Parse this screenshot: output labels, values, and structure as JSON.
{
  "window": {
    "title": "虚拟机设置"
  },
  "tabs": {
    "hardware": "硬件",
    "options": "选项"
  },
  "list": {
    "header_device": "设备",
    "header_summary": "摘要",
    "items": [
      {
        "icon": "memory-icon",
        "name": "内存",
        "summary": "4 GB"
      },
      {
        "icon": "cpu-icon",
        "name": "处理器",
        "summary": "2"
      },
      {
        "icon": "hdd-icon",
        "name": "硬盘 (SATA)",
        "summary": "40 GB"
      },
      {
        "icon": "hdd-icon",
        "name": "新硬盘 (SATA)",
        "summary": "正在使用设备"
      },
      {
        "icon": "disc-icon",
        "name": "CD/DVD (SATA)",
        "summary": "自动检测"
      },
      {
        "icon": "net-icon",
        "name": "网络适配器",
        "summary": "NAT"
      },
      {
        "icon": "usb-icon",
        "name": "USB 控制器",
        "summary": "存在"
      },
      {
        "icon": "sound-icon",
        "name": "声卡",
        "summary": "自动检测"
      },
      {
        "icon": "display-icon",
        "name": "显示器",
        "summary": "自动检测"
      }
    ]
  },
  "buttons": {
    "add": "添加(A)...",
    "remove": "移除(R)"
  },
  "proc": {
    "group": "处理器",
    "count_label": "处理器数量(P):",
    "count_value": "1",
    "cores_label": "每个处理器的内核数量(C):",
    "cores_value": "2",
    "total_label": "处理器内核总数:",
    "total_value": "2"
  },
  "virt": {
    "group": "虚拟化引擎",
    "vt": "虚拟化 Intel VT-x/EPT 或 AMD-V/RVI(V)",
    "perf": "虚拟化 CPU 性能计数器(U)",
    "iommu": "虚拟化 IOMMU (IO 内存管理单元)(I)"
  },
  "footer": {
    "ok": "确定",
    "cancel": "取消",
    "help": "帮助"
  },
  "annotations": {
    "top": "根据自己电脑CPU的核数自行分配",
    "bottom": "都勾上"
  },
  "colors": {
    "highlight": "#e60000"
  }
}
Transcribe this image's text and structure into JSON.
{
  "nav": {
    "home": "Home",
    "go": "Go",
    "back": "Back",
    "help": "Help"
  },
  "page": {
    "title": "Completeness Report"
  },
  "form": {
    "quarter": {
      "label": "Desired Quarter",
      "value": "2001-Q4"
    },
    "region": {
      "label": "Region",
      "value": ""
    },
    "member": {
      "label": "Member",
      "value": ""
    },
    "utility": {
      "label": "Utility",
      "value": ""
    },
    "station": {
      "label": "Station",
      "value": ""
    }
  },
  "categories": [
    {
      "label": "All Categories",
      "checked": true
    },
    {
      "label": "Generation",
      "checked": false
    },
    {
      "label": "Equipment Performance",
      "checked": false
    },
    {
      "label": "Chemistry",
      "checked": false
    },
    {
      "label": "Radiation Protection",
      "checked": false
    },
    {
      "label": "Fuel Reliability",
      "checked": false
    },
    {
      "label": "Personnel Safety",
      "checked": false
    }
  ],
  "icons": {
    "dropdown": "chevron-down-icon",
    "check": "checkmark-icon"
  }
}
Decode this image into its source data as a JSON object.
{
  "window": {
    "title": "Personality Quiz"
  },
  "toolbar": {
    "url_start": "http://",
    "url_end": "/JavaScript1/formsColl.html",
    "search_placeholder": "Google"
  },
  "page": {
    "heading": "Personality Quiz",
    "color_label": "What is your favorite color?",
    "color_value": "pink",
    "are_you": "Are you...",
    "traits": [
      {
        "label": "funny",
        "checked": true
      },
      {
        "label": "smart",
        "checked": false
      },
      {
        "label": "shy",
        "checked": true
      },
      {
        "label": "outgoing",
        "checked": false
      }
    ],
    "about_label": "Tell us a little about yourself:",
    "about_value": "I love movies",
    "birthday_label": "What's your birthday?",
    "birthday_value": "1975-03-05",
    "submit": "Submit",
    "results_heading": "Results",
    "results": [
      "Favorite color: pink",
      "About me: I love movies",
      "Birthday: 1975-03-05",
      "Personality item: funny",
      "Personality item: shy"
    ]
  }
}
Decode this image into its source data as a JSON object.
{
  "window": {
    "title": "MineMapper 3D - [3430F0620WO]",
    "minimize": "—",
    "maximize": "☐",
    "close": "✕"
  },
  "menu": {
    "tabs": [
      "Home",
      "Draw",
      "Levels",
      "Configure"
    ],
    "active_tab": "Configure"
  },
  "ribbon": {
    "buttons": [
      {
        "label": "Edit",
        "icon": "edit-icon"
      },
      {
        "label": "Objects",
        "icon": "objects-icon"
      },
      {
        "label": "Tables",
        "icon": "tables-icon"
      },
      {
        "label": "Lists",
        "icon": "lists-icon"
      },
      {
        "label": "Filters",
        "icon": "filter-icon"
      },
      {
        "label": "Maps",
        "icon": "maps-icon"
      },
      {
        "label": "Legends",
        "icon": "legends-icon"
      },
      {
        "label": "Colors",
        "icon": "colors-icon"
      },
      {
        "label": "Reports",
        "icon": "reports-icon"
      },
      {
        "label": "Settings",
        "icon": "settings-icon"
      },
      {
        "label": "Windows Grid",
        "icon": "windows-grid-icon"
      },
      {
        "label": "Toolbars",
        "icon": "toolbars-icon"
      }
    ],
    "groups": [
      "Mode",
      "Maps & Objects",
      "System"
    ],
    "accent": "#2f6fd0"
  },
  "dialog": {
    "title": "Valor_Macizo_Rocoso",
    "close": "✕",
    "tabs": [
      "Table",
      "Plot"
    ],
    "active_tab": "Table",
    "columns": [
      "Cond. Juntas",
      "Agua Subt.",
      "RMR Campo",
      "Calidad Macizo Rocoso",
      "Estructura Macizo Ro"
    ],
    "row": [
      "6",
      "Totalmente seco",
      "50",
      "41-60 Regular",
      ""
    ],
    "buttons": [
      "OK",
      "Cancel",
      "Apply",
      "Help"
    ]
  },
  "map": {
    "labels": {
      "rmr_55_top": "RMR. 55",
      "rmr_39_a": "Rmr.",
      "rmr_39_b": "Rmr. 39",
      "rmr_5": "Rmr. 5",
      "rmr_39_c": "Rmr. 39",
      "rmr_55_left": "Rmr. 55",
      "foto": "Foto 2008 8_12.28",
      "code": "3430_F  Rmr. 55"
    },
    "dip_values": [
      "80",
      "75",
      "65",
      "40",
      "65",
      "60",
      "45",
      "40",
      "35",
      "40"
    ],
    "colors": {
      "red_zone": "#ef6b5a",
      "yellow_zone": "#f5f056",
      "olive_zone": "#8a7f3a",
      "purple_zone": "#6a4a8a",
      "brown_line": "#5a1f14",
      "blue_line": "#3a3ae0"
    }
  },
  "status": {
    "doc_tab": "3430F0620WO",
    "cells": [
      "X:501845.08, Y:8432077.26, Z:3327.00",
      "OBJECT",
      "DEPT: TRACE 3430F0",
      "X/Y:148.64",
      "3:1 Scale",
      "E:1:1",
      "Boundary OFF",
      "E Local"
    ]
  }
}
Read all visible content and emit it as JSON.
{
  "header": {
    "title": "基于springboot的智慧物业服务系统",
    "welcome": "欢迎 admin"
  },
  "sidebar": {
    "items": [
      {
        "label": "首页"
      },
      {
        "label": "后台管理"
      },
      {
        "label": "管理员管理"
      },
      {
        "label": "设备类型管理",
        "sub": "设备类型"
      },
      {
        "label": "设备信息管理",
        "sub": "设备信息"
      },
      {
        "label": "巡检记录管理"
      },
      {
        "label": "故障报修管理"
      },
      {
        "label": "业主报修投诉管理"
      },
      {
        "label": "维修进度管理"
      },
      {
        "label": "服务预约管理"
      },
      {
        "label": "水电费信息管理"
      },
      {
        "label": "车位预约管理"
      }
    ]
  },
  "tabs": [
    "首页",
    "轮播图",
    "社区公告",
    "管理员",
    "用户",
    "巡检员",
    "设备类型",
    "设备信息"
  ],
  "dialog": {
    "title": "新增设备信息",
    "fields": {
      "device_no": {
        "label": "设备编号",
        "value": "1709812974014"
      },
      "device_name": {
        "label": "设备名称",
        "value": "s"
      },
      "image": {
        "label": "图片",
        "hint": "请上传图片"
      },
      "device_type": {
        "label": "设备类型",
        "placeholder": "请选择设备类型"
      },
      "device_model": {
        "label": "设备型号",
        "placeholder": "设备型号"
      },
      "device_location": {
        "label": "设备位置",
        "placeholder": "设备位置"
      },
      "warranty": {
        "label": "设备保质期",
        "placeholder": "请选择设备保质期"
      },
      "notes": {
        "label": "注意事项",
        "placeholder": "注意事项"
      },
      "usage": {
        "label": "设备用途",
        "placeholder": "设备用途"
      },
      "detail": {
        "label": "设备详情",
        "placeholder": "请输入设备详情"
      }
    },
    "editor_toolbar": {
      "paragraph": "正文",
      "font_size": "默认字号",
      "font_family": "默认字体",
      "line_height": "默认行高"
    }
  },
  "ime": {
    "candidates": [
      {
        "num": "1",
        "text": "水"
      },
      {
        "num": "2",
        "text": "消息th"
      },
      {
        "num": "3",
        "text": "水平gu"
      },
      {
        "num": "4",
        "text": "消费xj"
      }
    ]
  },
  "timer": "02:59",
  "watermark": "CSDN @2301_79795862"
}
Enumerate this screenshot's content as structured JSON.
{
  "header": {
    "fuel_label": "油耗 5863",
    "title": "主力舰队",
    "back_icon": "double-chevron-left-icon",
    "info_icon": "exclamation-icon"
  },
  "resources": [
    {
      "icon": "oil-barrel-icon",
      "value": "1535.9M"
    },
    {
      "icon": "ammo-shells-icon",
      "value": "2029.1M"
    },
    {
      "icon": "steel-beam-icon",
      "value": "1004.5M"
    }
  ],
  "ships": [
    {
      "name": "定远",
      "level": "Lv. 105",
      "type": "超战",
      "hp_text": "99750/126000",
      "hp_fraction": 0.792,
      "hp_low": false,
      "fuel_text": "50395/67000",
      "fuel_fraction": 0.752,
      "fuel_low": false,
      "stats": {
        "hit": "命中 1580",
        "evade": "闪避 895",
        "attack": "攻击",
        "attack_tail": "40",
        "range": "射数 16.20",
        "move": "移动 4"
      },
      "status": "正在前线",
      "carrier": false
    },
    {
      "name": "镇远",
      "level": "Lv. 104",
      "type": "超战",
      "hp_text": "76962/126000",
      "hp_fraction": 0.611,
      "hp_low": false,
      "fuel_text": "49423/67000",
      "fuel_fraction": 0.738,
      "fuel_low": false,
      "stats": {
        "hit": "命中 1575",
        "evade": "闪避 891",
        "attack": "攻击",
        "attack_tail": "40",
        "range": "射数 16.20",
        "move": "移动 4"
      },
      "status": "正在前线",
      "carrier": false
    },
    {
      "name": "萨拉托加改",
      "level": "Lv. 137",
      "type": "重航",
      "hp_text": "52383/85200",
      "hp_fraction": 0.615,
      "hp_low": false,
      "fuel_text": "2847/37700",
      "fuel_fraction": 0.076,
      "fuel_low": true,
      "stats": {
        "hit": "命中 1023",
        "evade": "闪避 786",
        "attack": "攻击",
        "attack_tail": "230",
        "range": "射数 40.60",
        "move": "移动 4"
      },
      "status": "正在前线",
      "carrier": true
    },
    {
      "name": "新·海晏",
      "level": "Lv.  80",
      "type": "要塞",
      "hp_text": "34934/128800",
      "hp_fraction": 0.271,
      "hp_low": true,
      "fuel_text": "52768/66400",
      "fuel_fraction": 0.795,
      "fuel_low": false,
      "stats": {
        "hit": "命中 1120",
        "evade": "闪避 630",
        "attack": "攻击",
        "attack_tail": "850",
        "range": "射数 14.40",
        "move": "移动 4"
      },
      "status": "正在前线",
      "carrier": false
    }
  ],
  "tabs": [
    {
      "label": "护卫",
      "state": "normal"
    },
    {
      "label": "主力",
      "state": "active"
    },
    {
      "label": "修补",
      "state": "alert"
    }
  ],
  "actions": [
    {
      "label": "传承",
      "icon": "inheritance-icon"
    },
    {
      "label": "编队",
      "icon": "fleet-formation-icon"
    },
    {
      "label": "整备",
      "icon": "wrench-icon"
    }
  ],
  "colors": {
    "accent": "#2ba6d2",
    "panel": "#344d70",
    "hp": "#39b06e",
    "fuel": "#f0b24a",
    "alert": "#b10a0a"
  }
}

**********

● What is being asked
Pull out and copy each line containing the string "chevron".

● Output for this task
    "dropdown": "chevron-down-icon",
    "back_icon": "double-chevron-left-icon",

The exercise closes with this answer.